◆ Written request
Return each line holding the string "this".

◆ Task data
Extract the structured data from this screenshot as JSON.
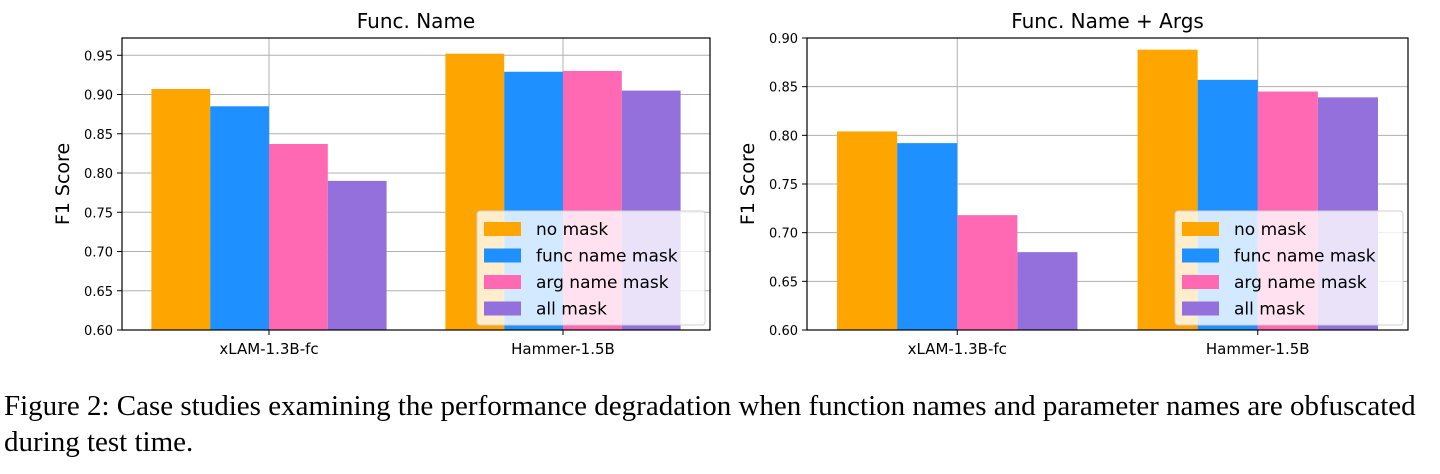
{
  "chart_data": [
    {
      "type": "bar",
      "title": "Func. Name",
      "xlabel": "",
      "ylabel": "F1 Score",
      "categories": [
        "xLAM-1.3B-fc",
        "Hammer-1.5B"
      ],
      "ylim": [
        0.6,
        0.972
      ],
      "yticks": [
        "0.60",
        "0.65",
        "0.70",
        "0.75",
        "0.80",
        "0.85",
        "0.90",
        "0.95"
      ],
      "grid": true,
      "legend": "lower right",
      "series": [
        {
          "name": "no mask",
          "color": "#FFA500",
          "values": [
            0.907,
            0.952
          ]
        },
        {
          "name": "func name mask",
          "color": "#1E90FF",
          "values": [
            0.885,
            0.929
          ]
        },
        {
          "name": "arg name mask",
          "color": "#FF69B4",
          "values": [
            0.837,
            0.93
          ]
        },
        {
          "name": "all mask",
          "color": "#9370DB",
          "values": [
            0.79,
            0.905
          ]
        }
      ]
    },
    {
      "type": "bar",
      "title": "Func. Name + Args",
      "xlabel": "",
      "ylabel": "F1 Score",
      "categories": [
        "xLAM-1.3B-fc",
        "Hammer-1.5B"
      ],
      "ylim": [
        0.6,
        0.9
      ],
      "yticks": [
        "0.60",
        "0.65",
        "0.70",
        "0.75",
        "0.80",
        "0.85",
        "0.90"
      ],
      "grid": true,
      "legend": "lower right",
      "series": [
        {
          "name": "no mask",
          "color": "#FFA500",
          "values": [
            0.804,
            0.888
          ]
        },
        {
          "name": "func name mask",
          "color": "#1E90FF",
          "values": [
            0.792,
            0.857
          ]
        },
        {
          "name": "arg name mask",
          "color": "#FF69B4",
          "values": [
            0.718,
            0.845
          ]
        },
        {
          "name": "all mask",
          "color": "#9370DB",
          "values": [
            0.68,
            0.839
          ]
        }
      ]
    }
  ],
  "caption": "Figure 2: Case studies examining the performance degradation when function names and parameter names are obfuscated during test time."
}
* * *
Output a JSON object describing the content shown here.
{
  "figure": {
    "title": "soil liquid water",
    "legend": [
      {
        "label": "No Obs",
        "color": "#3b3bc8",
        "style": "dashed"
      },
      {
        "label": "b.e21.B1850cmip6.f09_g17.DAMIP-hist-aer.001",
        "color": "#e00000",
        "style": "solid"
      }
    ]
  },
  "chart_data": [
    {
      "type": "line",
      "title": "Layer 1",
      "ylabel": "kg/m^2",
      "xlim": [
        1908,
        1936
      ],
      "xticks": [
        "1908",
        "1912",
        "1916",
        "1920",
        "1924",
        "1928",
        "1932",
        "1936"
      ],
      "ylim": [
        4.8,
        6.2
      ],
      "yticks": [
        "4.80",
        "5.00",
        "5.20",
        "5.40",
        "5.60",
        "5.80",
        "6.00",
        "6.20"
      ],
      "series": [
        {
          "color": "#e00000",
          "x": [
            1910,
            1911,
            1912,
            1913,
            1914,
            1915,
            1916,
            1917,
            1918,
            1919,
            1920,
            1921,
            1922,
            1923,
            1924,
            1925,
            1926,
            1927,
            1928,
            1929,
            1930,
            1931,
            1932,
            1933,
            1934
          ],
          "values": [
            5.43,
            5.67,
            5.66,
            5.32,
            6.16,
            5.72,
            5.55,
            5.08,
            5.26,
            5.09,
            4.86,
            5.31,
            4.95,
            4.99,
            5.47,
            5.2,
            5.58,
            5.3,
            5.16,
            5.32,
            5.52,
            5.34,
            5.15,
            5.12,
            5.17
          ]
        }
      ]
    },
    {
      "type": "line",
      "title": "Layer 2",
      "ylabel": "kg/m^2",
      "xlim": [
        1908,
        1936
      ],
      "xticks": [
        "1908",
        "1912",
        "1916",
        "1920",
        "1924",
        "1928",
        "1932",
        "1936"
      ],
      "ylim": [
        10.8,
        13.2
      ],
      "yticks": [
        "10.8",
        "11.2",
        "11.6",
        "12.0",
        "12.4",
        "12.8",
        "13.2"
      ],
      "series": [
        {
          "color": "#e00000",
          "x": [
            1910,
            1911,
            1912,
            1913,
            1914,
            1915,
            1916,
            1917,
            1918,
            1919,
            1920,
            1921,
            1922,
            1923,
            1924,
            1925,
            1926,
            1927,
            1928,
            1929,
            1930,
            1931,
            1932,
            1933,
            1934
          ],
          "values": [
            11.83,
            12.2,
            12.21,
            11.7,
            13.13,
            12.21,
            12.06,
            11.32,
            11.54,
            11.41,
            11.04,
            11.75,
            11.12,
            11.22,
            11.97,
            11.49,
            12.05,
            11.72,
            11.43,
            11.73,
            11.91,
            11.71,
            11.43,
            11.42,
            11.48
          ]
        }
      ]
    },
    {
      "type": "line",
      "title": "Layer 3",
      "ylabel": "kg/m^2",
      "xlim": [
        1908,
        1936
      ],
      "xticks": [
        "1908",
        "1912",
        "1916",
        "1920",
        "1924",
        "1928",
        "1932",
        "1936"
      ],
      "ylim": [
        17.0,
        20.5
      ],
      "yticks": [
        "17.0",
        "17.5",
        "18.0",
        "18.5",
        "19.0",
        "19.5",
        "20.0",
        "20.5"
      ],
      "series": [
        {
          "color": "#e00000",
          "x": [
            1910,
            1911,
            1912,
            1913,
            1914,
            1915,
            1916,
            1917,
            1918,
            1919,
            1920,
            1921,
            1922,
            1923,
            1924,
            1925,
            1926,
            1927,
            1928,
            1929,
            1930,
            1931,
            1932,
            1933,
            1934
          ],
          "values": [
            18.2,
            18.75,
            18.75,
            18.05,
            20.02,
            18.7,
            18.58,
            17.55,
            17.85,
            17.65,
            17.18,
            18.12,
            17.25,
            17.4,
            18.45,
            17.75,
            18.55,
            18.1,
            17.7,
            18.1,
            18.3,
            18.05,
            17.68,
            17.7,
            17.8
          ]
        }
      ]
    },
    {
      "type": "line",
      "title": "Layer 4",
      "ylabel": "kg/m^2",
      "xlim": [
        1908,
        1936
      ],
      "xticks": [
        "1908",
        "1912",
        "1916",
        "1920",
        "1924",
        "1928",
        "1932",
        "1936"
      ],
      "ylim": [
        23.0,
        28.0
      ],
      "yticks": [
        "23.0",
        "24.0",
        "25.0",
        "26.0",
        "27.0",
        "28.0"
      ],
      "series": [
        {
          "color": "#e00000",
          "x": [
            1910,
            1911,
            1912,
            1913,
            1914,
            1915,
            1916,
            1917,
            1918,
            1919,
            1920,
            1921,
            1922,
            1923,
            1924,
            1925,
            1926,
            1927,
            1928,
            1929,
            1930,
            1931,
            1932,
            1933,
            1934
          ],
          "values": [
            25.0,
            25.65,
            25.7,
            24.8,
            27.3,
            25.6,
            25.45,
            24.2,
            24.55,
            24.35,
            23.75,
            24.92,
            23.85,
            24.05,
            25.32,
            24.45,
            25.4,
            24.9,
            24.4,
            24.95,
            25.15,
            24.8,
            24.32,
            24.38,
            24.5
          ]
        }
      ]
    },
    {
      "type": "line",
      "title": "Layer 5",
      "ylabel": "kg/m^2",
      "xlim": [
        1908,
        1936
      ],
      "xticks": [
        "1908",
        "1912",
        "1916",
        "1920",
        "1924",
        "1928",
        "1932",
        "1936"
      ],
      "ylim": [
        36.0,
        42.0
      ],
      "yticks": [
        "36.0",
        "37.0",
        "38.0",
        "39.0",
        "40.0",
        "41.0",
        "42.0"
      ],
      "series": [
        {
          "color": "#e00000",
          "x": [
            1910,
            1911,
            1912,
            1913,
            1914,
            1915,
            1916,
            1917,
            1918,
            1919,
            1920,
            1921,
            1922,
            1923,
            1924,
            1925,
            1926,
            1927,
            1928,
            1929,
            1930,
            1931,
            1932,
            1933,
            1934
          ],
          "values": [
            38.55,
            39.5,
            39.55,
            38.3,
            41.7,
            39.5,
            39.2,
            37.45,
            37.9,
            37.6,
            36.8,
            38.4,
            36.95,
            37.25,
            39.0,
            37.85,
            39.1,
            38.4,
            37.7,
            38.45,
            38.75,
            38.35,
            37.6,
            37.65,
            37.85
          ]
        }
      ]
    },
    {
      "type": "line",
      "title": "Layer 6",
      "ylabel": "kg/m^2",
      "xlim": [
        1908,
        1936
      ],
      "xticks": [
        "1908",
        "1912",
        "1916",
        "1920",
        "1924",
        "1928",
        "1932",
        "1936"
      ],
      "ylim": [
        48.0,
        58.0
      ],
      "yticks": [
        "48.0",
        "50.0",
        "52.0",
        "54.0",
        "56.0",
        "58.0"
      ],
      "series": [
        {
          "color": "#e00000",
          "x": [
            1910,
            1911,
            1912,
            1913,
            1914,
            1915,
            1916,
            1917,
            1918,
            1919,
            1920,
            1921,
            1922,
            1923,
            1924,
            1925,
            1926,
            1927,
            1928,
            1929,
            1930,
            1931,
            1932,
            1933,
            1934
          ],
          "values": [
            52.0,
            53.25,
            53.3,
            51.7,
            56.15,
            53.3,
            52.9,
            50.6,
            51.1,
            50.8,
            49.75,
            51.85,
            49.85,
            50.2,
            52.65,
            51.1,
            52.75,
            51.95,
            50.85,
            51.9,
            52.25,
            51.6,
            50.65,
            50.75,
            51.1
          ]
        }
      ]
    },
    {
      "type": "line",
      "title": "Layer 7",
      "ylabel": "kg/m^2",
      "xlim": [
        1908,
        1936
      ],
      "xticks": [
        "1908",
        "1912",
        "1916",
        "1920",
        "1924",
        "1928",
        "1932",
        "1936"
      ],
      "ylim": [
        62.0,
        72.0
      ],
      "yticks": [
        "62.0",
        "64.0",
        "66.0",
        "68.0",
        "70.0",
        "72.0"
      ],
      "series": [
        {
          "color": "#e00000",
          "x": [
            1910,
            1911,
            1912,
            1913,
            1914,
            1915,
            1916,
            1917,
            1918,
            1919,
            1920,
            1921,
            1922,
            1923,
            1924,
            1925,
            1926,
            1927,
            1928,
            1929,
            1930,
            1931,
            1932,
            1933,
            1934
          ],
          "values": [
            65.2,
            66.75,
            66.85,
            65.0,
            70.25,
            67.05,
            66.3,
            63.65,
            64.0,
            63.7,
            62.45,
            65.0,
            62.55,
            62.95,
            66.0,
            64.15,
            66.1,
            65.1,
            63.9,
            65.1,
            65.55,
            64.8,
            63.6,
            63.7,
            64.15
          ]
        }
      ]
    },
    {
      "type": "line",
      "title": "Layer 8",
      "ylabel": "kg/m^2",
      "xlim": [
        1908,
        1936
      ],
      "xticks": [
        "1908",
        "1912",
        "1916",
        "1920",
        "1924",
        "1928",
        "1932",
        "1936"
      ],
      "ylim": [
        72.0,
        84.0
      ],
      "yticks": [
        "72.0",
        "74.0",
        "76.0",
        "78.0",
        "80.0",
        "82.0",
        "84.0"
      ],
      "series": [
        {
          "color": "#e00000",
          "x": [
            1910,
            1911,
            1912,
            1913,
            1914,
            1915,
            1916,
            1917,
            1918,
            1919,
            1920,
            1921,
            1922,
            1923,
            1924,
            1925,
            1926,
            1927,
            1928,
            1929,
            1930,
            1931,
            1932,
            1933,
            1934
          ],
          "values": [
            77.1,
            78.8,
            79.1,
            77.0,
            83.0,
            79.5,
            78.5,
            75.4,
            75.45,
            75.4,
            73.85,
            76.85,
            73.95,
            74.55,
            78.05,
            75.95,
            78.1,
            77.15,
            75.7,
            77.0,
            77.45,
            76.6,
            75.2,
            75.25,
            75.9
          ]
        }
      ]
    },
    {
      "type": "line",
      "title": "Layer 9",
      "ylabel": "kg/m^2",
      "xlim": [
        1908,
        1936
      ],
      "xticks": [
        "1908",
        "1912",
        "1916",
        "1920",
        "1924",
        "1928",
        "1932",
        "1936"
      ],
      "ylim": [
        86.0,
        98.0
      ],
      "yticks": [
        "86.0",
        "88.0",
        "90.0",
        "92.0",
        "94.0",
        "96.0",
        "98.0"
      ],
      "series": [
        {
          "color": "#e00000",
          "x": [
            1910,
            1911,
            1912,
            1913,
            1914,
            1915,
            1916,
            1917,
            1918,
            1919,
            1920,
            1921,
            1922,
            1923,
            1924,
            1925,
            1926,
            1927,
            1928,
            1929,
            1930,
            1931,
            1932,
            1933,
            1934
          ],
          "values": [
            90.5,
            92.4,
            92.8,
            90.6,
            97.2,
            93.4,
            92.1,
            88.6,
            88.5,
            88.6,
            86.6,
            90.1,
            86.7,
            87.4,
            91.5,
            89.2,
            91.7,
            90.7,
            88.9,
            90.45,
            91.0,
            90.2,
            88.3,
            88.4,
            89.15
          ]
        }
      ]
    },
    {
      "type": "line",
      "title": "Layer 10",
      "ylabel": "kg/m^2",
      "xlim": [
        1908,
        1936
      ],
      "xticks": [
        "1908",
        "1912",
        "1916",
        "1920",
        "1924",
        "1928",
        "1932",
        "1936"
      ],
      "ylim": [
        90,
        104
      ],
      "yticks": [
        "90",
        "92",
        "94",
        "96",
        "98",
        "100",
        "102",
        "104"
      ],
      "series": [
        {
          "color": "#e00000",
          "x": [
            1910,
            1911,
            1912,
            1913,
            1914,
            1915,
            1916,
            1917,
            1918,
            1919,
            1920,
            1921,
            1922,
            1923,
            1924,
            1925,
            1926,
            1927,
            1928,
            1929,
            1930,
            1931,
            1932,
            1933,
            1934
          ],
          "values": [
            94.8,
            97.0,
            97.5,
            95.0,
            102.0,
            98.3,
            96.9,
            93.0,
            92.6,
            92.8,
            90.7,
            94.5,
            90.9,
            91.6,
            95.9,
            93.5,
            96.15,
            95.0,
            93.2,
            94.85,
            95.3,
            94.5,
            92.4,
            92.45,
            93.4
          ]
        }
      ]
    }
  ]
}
...
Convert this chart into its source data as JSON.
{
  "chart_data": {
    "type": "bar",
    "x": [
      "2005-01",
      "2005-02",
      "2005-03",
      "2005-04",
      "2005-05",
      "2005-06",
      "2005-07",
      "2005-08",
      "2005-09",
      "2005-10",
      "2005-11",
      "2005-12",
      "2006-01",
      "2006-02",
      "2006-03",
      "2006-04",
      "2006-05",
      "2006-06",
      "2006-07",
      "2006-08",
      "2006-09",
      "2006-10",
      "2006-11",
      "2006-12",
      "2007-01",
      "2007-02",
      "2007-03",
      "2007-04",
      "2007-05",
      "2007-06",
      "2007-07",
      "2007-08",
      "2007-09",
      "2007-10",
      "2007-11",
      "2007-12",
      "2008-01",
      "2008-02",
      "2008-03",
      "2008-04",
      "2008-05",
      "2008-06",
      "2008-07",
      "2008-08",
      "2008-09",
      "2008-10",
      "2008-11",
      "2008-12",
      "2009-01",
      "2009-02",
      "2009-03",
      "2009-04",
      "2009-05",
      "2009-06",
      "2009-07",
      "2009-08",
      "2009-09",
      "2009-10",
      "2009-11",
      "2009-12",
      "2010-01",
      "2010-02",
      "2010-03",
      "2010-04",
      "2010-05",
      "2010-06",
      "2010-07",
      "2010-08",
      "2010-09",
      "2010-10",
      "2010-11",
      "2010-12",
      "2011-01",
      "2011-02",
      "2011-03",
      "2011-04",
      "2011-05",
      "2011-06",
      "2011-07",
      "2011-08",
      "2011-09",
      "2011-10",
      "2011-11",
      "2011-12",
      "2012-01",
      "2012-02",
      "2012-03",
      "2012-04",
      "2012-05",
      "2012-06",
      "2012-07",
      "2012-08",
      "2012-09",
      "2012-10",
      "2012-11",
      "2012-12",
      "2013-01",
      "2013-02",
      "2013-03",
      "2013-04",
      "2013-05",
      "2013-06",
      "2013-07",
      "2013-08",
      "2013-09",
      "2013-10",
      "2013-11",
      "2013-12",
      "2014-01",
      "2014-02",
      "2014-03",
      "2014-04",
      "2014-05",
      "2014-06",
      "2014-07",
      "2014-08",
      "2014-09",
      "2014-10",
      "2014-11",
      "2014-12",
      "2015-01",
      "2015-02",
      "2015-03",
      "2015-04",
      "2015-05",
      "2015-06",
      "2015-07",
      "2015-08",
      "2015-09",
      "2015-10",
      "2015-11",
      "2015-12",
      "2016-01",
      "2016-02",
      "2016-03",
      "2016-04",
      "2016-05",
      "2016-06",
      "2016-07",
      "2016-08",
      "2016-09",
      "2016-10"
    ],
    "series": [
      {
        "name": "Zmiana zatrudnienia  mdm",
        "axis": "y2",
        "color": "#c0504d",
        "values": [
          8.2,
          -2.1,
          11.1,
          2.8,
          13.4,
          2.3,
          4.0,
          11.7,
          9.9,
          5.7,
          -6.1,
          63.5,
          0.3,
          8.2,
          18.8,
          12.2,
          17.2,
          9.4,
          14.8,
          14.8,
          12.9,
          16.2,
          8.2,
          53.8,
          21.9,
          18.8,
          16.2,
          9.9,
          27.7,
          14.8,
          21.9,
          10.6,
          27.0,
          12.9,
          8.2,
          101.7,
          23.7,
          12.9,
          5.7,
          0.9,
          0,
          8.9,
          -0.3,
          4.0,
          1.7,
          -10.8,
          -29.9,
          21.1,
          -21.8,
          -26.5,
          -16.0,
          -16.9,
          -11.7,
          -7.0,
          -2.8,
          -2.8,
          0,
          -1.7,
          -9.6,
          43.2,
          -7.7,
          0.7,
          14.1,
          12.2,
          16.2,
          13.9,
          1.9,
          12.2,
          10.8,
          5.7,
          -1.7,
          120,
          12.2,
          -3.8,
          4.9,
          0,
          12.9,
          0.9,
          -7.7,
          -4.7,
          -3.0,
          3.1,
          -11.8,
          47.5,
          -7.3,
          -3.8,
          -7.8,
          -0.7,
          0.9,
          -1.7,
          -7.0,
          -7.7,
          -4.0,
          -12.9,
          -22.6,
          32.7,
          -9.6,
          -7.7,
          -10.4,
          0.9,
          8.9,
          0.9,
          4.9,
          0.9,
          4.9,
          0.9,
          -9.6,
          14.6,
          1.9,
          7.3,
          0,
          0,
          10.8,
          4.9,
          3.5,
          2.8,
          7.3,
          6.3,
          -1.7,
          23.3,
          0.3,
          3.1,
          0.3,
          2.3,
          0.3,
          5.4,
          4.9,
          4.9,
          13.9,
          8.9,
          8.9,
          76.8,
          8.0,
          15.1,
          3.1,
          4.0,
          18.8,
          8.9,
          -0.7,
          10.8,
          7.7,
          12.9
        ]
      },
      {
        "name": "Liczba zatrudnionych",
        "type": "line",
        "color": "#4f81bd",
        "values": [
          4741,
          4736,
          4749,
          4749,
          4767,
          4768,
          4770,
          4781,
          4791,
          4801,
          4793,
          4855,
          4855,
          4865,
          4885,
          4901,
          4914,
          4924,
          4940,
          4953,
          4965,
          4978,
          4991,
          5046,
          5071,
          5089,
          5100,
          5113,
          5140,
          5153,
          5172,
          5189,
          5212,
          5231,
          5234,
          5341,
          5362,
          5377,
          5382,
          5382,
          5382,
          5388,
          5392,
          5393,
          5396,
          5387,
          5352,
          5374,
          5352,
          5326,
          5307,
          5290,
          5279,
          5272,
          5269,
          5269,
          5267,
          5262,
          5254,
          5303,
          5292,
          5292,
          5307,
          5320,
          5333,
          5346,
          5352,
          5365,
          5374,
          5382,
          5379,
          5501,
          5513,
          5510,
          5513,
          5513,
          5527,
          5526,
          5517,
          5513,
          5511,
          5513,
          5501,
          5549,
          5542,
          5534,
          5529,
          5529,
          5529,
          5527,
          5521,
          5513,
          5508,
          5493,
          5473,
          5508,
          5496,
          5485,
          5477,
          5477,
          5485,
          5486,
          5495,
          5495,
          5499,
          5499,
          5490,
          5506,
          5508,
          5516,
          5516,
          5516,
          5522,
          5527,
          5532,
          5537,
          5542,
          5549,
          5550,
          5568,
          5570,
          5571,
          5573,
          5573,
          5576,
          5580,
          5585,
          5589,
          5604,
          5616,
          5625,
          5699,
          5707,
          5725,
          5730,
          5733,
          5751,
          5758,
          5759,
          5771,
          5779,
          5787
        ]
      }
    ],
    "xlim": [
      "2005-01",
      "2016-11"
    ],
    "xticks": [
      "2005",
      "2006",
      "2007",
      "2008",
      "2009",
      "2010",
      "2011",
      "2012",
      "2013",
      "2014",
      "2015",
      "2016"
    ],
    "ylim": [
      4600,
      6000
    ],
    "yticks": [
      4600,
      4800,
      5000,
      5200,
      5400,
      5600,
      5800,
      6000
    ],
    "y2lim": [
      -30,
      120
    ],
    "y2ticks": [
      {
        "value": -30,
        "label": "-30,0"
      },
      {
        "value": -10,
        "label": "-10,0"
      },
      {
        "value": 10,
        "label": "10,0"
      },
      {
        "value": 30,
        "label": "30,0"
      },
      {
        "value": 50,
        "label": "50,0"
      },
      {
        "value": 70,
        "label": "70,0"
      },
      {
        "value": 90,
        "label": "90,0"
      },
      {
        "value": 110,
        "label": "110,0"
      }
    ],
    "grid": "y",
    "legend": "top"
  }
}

◆ Exercise answer
Extract the structured data from this screenshot as JSON.
Convert this chart into its source data as JSON.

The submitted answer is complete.